Please set down all the lines beneath this one exactly, without the pictures.

[begin Input records]

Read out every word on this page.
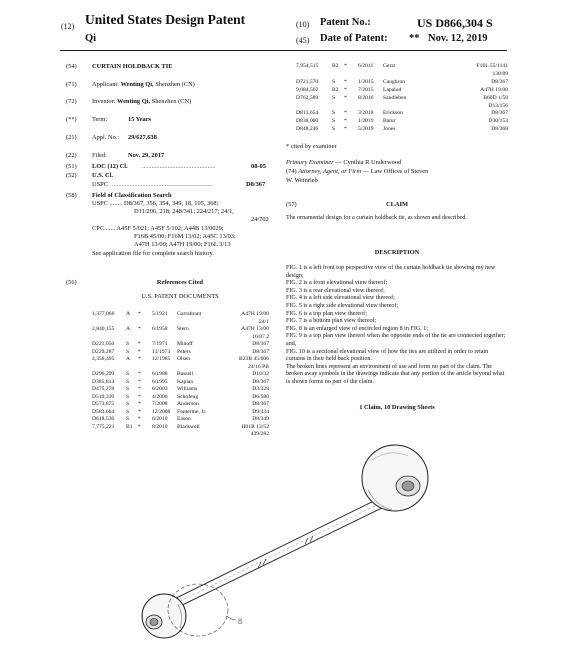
(12) United States Design Patent
Qi
(10) Patent No.:	US D866,304 S
(45) Date of Patent: ** Nov. 12, 2019
(54) CURTAIN HOLDBACK TIE
(71) Applicant: Wenting Qi, Shenzhen (CN)
(72) Inventor: Wenting Qi, Shenzhen (CN)
(**) Term:	15 Years
(21) Appl. No.: 29/627,638
(22) Filed:	Nov. 29, 2017
(51) LOC (12) Cl. ..............................................	08-05
(52) U.S. Cl.
USPC ...............................................................	D8/367
(58) Field of Classification Search
USPC ........ D8/367, 356, 354, 349, 18, 105, 368;
D11/206, 218; 248/341; 224/217; 24/1,
24/702
CPC ...... A45F 5/021; A45F 5/102; A44B 13/0029;
F16B 45/00; F16M 13/02; A45C 13/03;
A47H 13/00; A47H 19/00; F16L 3/13
See application file for complete search history.
(56)	References Cited
U.S. PATENT DOCUMENTS
1,377,066 A * 5/1921 Garrabrant	A47H 19/00
24/1
2,840,155 A * 6/1958 Stern	A47H 13/00
16/87.2
D221,056 S * 7/1971 Minoff	D8/367
D229,287 S * 11/1973 Peters	D8/367
4,358,495 A * 12/1985 Olsen	B23B 45/006
24/16 PB
D296,299 S * 6/1988 Bassell	D10/32
D385,814 S * 6/1995 Kaplan	D8/367
D475,278 S * 6/2003 Williams	D3/328
D519,310 S * 4/2006 Schofeng	D6/580
D573,875 S * 7/2008 Anderson	D8/367
D583,664 S * 12/2008 Fonterme, Jr.	D9/434
D618,536 S * 6/2010 Eason	D8/349
7,775,221 B1 * 8/2010 Blackwell	H01R 13/52
439/282
7,954,515 B2 * 6/2011 Gerst	F16L 55/1141
138/89
D721,570 S * 1/2015 Caughron	D8/367
9,084,502 B2 * 7/2015 Lapalud	A47H 19/00
D762,589 S * 8/2016 Sandleben	B60D 1/58
D13/156
D813,654 S * 3/2018 Erickson	D8/367
D838,000 S * 1/2019 Batur	D30/153
D848,246 S * 5/2019 Jones	D8/368
* cited by examiner
Primary Examiner — Cynthia R Underwood
(74) Attorney, Agent, or Firm — Law Offices of Steven
W. Weinrieb
(57)	CLAIM
The ornamental design for a curtain holdback tie, as shown and described.
DESCRIPTION

FIG. 1 is a left front top perspective view of the curtain holdback tie showing my new design;

FIG. 2 is a front elevational view thereof;

FIG. 3 is a rear elevational view thereof;

FIG. 4 is a left side elevational view thereof;

FIG. 5 is a right side elevational view thereof;

FIG. 6 is a top plan view thereof;

FIG. 7 is a bottom plan view thereof;

FIG. 8 is an enlarged view of encircled region 8 in FIG. 1;

FIG. 9 is a top plan view thereof when the opposite ends of the tie are connected together; and,

FIG. 10 is a sectional elevational view of how the ties are utilized in order to retain curtains in their held back position.

The broken lines represent an environment of use and form no part of the claim. The broken away symbols in the drawings indicate that any portion of the article beyond what is shown forms no part of the claim.

1 Claim, 10 Drawing Sheets
8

[end Input records]

Expected answer:
Read out every word on this page.
(12) United States Design Patent
Qi
(10) Patent No.:	US D866,304 S
(45) Date of Patent: ** Nov. 12, 2019
(54) CURTAIN HOLDBACK TIE
(71) Applicant: Wenting Qi, Shenzhen (CN)
(72) Inventor: Wenting Qi, Shenzhen (CN)
(**) Term:	15 Years
(21) Appl. No.: 29/627,638
(22) Filed:	Nov. 29, 2017
(51) LOC (12) Cl. ..............................................	08-05
(52) U.S. Cl.
USPC ...............................................................	D8/367
(58) Field of Classification Search
USPC ........ D8/367, 356, 354, 349, 18, 105, 368;
D11/206, 218; 248/341; 224/217; 24/1,
24/702
CPC ...... A45F 5/021; A45F 5/102; A44B 13/0029;
F16B 45/00; F16M 13/02; A45C 13/03;
A47H 13/00; A47H 19/00; F16L 3/13
See application file for complete search history.
(56)	References Cited
U.S. PATENT DOCUMENTS
1,377,066 A * 5/1921 Garrabrant	A47H 19/00
24/1
2,840,155 A * 6/1958 Stern	A47H 13/00
16/87.2
D221,056 S * 7/1971 Minoff	D8/367
D229,287 S * 11/1973 Peters	D8/367
4,358,495 A * 12/1985 Olsen	B23B 45/006
24/16 PB
D296,299 S * 6/1988 Bassell	D10/32
D385,814 S * 6/1995 Kaplan	D8/367
D475,278 S * 6/2003 Williams	D3/328
D519,310 S * 4/2006 Schofeng	D6/580
D573,875 S * 7/2008 Anderson	D8/367
D583,664 S * 12/2008 Fonterme, Jr.	D9/434
D618,536 S * 6/2010 Eason	D8/349
7,775,221 B1 * 8/2010 Blackwell	H01R 13/52
439/282
7,954,515 B2 * 6/2011 Gerst	F16L 55/1141
138/89
D721,570 S * 1/2015 Caughron	D8/367
9,084,502 B2 * 7/2015 Lapalud	A47H 19/00
D762,589 S * 8/2016 Sandleben	B60D 1/58
D13/156
D813,654 S * 3/2018 Erickson	D8/367
D838,000 S * 1/2019 Batur	D30/153
D848,246 S * 5/2019 Jones	D8/368
* cited by examiner
Primary Examiner — Cynthia R Underwood
(74) Attorney, Agent, or Firm — Law Offices of Steven
W. Weinrieb
(57)	CLAIM
The ornamental design for a curtain holdback tie, as shown and described.
DESCRIPTION

FIG. 1 is a left front top perspective view of the curtain holdback tie showing my new design;

FIG. 2 is a front elevational view thereof;

FIG. 3 is a rear elevational view thereof;

FIG. 4 is a left side elevational view thereof;

FIG. 5 is a right side elevational view thereof;

FIG. 6 is a top plan view thereof;

FIG. 7 is a bottom plan view thereof;

FIG. 8 is an enlarged view of encircled region 8 in FIG. 1;

FIG. 9 is a top plan view thereof when the opposite ends of the tie are connected together; and,

FIG. 10 is a sectional elevational view of how the ties are utilized in order to retain curtains in their held back position.

The broken lines represent an environment of use and form no part of the claim. The broken away symbols in the drawings indicate that any portion of the article beyond what is shown forms no part of the claim.

1 Claim, 10 Drawing Sheets
8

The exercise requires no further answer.